◆ **Exercise**:
Show every line below where "this" can be found.

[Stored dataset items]

━━━━━━━━

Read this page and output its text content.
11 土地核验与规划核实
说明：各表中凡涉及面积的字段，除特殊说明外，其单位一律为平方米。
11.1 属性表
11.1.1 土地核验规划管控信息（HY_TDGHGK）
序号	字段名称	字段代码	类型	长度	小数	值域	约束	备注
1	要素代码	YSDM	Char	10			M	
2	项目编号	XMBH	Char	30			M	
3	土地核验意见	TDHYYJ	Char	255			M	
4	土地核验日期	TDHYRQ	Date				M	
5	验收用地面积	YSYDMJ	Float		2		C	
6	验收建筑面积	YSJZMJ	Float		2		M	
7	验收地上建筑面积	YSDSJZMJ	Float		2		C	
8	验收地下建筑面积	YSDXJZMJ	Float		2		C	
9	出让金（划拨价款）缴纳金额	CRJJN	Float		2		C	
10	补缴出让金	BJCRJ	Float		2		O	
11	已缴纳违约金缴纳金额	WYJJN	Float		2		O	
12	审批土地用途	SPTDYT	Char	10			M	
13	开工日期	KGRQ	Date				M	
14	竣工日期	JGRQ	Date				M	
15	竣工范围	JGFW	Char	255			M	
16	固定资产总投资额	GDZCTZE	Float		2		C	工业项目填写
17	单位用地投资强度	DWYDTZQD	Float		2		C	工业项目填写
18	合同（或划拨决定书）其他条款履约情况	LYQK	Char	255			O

━━━━━━━━

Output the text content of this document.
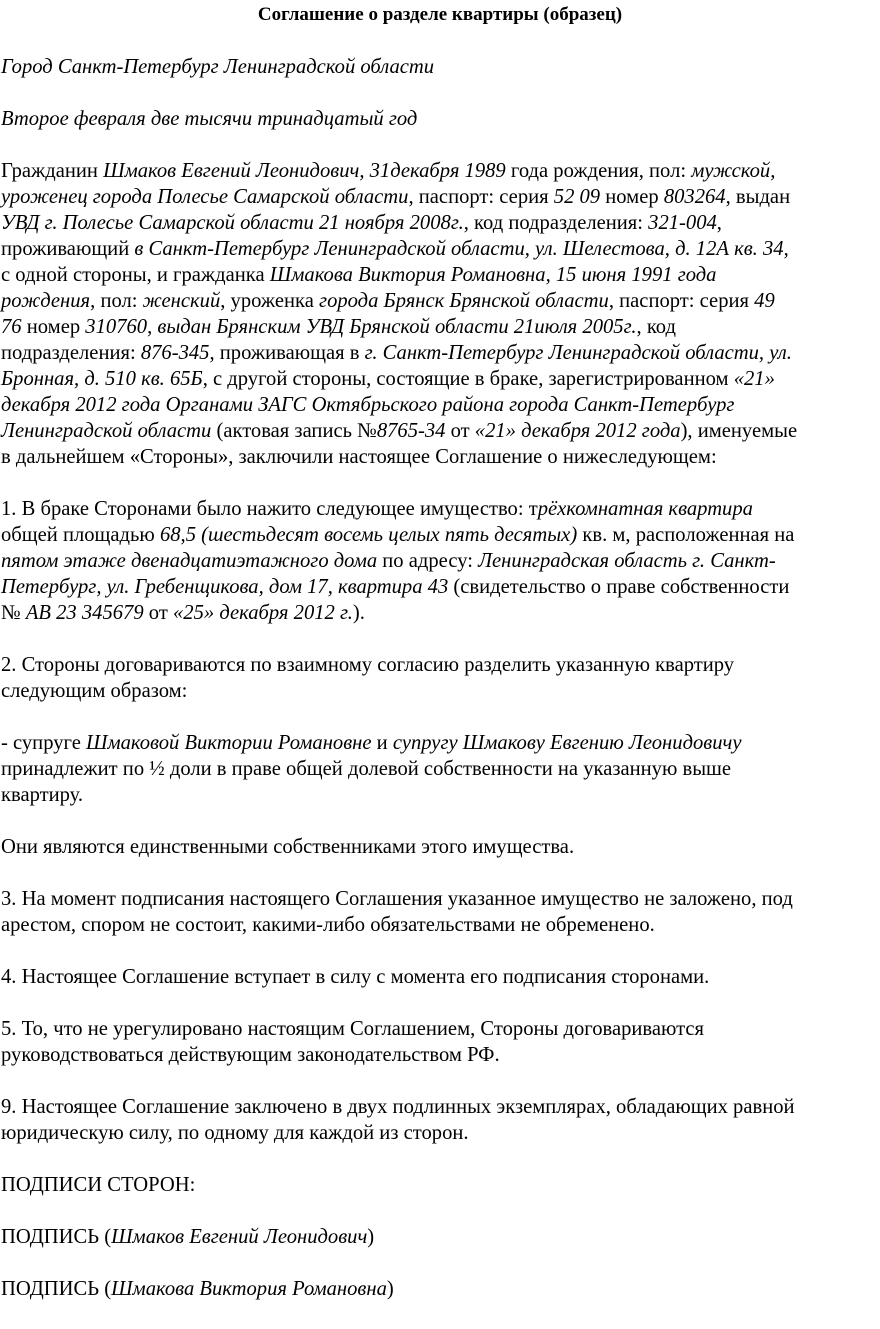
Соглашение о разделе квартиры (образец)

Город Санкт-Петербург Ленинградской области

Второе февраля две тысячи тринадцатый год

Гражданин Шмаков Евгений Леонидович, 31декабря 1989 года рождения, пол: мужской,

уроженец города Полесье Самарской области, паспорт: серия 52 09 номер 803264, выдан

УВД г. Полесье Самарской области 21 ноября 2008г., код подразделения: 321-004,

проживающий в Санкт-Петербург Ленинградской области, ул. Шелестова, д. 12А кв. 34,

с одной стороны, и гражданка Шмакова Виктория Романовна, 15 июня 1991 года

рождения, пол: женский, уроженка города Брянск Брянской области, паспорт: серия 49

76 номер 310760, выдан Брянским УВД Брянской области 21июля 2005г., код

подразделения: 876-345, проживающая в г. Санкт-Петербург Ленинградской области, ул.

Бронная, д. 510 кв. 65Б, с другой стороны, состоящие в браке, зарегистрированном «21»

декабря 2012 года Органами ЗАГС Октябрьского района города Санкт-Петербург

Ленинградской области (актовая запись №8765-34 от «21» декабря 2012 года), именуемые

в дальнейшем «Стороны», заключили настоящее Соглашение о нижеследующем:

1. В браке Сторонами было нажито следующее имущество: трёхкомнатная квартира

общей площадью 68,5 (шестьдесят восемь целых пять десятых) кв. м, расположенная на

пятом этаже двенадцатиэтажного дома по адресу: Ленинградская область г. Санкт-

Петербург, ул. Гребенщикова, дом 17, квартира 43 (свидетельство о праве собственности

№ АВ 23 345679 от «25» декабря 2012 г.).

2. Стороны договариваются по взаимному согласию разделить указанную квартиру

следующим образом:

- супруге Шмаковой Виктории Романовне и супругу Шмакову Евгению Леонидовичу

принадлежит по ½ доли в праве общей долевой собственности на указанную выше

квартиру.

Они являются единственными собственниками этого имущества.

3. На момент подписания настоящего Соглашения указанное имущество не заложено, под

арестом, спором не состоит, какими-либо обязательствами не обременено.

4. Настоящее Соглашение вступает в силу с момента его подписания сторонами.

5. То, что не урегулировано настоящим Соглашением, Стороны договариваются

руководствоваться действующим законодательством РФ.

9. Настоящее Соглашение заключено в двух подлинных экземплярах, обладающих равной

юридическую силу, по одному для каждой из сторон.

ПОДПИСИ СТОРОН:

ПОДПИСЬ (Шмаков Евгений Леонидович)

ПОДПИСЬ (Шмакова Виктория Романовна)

━━━━━━━━

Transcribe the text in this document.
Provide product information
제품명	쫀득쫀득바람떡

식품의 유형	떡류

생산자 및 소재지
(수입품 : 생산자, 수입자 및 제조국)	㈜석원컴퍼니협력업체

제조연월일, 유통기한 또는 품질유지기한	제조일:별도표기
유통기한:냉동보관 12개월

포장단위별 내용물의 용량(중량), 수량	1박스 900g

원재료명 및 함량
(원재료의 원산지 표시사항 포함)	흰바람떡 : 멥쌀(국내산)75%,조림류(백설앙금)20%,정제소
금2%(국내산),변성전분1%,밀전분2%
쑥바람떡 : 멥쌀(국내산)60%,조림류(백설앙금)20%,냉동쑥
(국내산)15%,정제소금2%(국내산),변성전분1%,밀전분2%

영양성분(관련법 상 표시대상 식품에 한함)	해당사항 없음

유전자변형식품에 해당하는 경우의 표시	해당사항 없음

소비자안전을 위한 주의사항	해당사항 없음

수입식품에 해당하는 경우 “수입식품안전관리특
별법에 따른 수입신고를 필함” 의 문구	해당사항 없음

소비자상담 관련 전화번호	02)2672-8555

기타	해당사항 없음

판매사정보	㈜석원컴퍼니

━━━━━━━━

◆ **Complete answer**:
Read this page and output its text content.
Output the text content of this document.
Transcribe the text in this document.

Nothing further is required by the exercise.